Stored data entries
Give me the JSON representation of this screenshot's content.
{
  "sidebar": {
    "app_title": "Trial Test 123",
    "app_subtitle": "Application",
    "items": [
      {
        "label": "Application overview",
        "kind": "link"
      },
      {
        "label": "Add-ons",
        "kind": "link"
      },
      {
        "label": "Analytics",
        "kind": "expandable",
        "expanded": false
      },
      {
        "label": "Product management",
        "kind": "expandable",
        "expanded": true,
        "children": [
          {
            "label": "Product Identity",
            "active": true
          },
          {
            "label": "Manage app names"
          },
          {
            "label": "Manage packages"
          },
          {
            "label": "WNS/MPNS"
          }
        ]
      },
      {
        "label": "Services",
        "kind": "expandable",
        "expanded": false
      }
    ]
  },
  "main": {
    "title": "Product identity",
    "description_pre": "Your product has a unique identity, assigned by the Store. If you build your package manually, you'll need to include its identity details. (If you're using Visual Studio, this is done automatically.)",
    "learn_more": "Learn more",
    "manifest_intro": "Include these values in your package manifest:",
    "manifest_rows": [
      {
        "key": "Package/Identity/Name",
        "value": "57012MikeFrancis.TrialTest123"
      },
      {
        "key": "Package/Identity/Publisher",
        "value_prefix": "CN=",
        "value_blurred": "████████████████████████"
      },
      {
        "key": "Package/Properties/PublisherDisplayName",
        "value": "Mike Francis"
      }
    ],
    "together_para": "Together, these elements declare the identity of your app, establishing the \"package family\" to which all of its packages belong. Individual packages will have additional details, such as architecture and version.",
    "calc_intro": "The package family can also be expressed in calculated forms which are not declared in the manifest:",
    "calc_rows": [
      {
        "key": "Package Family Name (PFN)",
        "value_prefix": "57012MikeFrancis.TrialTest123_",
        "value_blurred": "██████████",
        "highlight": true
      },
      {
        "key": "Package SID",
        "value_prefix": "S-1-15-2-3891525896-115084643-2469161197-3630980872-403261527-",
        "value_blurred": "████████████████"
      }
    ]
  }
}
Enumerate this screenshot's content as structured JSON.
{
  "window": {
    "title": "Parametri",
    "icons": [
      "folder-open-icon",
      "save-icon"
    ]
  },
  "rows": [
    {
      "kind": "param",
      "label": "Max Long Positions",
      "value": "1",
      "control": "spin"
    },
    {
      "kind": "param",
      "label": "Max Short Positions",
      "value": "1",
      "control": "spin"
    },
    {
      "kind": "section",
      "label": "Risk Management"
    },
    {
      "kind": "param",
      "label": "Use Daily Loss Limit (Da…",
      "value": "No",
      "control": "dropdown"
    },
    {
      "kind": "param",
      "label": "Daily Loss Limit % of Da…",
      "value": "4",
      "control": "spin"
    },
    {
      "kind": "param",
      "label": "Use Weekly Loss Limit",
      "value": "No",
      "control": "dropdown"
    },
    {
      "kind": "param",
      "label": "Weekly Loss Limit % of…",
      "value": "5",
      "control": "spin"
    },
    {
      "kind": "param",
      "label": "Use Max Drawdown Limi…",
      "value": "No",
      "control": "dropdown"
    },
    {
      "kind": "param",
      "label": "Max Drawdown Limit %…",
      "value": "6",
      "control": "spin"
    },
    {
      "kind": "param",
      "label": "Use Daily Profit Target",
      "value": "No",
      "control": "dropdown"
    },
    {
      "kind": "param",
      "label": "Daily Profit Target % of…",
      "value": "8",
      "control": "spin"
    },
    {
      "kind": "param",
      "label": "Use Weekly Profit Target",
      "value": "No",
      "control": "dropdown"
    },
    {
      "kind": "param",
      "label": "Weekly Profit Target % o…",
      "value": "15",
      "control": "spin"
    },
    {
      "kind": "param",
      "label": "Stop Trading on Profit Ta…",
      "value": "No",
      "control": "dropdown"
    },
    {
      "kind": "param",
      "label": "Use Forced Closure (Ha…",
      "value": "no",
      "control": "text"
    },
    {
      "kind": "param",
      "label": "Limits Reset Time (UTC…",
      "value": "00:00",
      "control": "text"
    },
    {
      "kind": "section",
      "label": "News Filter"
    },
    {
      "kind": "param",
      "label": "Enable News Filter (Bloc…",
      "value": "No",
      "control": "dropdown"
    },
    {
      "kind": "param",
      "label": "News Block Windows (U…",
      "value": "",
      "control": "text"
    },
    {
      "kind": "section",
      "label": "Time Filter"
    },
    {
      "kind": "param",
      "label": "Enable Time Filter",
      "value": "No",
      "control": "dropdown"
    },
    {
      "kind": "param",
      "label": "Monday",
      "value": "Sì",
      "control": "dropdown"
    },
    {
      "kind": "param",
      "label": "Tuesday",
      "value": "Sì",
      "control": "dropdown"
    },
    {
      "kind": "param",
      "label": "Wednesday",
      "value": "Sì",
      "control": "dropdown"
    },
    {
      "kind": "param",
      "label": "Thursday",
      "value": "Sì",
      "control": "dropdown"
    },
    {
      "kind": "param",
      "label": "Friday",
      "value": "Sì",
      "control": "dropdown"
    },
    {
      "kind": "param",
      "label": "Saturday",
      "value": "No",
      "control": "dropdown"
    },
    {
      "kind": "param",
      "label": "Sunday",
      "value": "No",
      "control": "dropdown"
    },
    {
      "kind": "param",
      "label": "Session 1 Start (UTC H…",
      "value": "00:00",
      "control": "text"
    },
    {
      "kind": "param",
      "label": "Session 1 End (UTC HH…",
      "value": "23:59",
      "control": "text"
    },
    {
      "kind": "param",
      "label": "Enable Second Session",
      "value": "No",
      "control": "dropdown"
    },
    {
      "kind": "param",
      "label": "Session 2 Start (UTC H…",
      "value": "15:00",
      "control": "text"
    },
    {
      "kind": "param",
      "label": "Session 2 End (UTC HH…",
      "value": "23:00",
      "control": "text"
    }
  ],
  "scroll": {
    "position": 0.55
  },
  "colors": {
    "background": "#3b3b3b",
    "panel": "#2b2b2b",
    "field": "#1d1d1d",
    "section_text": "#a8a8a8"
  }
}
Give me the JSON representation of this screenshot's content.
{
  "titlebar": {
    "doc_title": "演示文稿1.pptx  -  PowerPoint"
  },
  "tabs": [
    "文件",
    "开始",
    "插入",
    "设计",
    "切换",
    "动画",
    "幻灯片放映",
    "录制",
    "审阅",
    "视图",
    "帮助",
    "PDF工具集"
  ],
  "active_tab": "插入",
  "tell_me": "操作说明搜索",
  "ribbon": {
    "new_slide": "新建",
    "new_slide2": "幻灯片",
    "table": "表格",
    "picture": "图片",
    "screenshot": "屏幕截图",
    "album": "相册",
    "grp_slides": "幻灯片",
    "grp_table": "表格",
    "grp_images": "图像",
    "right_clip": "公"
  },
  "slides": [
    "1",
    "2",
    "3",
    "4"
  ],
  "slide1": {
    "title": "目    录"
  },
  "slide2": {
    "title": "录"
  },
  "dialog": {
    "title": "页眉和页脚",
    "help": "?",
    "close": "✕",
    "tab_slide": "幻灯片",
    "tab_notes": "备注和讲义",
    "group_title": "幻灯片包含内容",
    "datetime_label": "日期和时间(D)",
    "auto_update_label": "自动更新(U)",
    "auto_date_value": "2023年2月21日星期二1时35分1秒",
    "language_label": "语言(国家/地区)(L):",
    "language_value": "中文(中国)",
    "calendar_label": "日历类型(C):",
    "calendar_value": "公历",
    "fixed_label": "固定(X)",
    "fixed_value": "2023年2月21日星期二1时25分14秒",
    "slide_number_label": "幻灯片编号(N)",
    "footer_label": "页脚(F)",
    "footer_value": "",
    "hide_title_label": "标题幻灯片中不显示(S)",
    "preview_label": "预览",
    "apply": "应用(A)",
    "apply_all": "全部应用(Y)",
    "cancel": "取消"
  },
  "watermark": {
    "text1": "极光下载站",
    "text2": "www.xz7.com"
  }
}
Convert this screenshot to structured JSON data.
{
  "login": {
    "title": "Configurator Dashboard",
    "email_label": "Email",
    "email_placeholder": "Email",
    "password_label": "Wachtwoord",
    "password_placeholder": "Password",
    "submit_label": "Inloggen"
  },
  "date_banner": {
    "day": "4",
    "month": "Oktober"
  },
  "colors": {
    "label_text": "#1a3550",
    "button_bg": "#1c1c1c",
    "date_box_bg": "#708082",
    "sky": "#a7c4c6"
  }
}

→ **Exercise brief**
Look through the data and show every line containing "Positions".

→ **Full answer**
      "label": "Max Long Positions",
      "label": "Max Short Positions",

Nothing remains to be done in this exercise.